SUPPLIED TEXT =>

# My cousin who molested me is coming back?



## rehemazakari (Apr 7, 2014)

I'm currently 21 and my cousin is 25. From the time I was in elementary school, til middle school, she lived in Ohio with her sister is who a year younger than me. Every time they would come and visit my cousin would molest me and have her sister play along. I remember everything in detail. She would make me do things to her and touched me back and always she would get mad if I wouldn't do what she wanted. I hadn't seen her in years, but two years ago when I came home for winter break she showed up with her new baby and the entire time I was around her I was jumpy, silent, and suddenly my already bad depression took a turn for the worst. I returned to school with my parents having had enough of me crying and talking about random **** that happened in the past. I started counting every lie I ever told, and made my roommate think I was definitely crazy. Going to counseling, I snapped out of it, but shes coming back in a while and I'm afraid. I want to tell my roommate who became a good friend what was up with me, but I have ONLY ever told my counselor, and ONE guy friend who is a marine and therefore trained to have no emotion anyway so it didn't really shake him that much. I don't know what to do. My parents and grandparents have asked me for years if someone molested me and I have always said no. Currently I live with my roommates and they find it a joke that I don't enjoy seeing another female naked or freak out when one touches me on my butt or on my boobs. Do I tell?

DATASET ENTRIES =>

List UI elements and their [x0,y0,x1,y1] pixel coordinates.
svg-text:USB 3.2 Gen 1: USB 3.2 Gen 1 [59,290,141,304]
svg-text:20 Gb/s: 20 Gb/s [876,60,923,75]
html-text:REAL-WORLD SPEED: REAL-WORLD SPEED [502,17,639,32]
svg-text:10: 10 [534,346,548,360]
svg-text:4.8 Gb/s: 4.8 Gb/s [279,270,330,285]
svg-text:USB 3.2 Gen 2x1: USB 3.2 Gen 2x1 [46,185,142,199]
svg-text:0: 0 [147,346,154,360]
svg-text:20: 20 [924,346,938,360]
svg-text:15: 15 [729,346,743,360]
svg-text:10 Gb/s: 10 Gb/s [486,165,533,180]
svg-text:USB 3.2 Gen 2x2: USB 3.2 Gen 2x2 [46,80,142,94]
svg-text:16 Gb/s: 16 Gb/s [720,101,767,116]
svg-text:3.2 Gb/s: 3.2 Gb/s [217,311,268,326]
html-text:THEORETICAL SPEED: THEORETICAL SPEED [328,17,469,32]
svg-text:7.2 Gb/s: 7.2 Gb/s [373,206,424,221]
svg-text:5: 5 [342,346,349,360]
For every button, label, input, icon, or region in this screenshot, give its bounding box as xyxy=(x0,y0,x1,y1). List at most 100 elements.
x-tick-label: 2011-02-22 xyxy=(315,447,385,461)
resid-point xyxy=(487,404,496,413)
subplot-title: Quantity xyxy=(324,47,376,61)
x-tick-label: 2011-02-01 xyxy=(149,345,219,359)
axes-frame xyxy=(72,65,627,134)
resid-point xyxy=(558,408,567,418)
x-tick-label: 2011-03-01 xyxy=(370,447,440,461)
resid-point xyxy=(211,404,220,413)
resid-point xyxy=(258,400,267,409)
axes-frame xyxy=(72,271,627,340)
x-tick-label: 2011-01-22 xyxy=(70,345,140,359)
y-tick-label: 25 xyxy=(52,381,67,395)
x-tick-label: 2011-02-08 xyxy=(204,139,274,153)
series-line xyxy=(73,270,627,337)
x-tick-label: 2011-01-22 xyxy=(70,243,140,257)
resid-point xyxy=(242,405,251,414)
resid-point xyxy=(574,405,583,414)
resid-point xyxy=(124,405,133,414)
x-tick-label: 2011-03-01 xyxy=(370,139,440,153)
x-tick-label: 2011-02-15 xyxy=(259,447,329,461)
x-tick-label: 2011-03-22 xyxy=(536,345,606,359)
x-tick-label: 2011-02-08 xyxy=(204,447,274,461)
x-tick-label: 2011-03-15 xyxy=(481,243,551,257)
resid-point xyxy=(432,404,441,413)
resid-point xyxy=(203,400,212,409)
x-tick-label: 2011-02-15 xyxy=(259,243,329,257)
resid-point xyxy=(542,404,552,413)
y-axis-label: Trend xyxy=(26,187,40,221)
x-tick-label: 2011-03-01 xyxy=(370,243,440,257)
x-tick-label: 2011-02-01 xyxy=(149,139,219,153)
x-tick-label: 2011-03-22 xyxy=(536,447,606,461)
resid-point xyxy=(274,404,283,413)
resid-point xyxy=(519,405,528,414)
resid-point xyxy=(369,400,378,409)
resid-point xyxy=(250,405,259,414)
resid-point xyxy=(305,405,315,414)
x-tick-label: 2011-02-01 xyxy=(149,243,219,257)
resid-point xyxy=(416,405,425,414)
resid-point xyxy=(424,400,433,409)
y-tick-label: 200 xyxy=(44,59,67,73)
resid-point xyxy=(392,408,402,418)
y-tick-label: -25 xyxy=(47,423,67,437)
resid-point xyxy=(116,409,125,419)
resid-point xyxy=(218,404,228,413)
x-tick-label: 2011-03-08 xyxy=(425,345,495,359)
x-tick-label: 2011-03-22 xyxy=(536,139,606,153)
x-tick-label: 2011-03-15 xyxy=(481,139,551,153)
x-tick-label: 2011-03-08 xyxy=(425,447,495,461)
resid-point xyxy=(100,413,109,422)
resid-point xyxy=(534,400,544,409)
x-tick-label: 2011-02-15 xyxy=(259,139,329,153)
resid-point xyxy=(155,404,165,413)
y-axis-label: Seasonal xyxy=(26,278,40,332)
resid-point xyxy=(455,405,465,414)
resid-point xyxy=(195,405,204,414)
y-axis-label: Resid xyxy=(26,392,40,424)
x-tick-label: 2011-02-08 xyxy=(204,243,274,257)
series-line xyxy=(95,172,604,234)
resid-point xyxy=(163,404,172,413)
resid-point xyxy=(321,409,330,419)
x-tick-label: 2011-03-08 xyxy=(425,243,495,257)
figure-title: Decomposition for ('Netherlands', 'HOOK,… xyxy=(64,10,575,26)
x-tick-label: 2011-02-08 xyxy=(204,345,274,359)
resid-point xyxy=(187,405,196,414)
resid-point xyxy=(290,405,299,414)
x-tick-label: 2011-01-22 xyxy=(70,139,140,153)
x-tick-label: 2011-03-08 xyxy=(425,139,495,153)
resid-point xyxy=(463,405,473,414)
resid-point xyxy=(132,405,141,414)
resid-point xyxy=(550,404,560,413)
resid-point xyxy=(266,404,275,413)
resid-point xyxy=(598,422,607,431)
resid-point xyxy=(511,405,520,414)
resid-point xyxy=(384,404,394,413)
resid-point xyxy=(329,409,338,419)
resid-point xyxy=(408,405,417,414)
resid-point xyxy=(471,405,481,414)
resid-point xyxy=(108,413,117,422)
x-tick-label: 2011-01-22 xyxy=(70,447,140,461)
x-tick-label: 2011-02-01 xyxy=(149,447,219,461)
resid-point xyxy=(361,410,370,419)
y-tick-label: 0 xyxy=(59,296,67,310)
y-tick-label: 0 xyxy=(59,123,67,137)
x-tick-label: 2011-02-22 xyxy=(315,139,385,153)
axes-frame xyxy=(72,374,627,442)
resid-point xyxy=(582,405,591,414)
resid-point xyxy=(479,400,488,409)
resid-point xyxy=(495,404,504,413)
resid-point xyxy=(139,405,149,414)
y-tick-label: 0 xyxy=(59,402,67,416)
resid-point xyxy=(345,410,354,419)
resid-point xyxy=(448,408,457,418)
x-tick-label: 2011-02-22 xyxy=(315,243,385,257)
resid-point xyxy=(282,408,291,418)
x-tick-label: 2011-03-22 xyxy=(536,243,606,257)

REQUESTS =>
1 > List every family member of the writer mentioned in the forum post about the cousin.
2 > Translate this sentence from the forum post about the cousin into Spanish: "My parents and grandparents have asked me for years if someone molested me and I have always said no."
3 > Answer these questions using the forum post about the cousin.
(a) In which state did the cousin live while the writer was in elementary and middle school?
(b) What happened two years ago when the writer came home for winter break?
(c) Besides the counselor, who is the only other person the writer has told?

RESULTS IN ORDER =>
1 >
- The cousin, who is 25
- The cousin's sister, who is a year younger than the writer
- The cousin's new baby
- The writer's parents
- The writer's grandparents

2 > Mis padres y mis abuelos me han preguntado durante años si alguien abusó de mí y yo siempre he dicho que no.

3 >
(a) Ohio.
(b) The cousin showed up with her new baby.
(c) One guy friend who is a marine.